* [ASSIGNMENT]
Your answer must be every line of the data that holds the string "ledningsgrav".

* [Items from a data source]
[Start of section]

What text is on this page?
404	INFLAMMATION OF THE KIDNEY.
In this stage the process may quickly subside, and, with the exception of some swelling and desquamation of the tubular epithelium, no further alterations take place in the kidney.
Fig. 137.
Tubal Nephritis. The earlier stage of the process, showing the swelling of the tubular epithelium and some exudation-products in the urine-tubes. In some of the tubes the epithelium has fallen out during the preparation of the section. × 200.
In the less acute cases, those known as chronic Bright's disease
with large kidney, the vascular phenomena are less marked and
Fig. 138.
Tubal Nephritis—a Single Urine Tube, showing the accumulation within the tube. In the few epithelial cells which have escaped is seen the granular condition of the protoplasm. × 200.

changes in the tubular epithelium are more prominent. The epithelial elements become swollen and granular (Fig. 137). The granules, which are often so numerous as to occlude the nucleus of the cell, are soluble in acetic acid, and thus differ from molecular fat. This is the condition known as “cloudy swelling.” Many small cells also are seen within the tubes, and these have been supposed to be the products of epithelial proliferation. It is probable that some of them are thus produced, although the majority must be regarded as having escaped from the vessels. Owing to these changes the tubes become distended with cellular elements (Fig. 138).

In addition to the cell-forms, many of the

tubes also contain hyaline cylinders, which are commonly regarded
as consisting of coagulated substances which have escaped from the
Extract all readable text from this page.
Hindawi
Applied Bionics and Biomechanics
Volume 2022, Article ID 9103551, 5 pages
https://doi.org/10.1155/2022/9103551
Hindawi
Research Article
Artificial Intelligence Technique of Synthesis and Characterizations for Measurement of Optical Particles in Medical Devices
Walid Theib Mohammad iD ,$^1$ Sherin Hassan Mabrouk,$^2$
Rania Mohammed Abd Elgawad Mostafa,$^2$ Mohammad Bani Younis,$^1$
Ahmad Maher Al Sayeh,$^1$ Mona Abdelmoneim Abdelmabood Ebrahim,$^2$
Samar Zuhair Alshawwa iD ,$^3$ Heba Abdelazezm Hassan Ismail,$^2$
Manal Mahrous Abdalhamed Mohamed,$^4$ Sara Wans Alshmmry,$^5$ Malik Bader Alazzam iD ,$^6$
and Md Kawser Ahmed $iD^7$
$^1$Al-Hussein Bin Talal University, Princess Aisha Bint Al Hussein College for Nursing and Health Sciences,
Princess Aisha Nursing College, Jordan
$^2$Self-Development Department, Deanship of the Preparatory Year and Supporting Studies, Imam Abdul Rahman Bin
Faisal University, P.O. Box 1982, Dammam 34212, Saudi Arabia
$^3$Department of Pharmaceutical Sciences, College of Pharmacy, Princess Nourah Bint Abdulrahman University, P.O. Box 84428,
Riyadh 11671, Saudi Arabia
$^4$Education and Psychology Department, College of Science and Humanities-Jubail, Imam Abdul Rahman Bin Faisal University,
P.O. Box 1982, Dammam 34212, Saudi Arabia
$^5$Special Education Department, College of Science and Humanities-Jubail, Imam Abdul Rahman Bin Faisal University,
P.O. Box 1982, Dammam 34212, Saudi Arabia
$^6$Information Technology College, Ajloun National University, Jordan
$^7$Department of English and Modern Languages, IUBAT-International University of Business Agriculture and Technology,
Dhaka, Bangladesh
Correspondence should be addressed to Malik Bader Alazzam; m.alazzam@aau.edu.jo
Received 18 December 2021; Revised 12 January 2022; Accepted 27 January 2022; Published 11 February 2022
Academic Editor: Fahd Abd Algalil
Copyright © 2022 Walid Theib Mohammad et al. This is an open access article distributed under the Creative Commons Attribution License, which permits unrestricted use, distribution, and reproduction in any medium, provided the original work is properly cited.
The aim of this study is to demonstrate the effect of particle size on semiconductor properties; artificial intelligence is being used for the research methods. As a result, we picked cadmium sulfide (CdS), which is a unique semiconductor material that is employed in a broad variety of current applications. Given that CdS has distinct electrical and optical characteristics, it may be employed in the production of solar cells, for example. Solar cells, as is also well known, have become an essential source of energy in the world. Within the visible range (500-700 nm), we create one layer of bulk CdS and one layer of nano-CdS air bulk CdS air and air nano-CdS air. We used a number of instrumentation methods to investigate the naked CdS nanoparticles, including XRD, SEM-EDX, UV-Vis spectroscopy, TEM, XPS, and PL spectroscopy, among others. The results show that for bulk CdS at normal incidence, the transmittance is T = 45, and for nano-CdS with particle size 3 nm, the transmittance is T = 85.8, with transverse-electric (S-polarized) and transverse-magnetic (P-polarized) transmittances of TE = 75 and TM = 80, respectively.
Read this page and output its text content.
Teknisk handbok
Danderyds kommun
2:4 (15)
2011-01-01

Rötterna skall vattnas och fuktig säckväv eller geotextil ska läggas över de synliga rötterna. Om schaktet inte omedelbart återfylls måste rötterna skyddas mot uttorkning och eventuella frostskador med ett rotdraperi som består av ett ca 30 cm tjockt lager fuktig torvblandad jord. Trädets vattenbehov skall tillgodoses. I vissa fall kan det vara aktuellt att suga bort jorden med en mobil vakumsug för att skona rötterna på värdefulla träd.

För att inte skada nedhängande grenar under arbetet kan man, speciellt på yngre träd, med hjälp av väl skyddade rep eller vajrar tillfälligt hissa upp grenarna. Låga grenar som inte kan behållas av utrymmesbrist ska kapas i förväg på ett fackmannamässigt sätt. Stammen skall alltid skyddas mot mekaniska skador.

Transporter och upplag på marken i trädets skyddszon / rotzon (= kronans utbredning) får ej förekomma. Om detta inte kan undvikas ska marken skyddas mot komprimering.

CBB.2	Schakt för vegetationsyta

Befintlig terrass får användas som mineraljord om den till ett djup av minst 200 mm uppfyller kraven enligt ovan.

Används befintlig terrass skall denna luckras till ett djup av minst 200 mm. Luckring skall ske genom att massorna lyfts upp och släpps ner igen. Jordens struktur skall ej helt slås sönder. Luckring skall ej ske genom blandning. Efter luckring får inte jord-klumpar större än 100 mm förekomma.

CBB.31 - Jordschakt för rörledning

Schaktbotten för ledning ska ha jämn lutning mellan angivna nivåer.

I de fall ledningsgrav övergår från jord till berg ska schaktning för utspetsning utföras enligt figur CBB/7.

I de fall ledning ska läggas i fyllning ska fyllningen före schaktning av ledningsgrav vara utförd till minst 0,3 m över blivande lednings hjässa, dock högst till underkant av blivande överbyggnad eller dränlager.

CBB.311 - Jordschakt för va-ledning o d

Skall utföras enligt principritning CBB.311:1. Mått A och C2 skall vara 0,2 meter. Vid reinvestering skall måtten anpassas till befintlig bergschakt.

[End of section]

* [ANSWER TO THE EXERCISE]
I de fall ledningsgrav övergår från jord till berg ska schaktning för utspetsning utföras enligt figur CBB/7.
I de fall ledning ska läggas i fyllning ska fyllningen före schaktning av ledningsgrav vara utförd till minst 0,3 m över blivande lednings hjässa, dock högst till underkant av blivande överbyggnad eller dränlager.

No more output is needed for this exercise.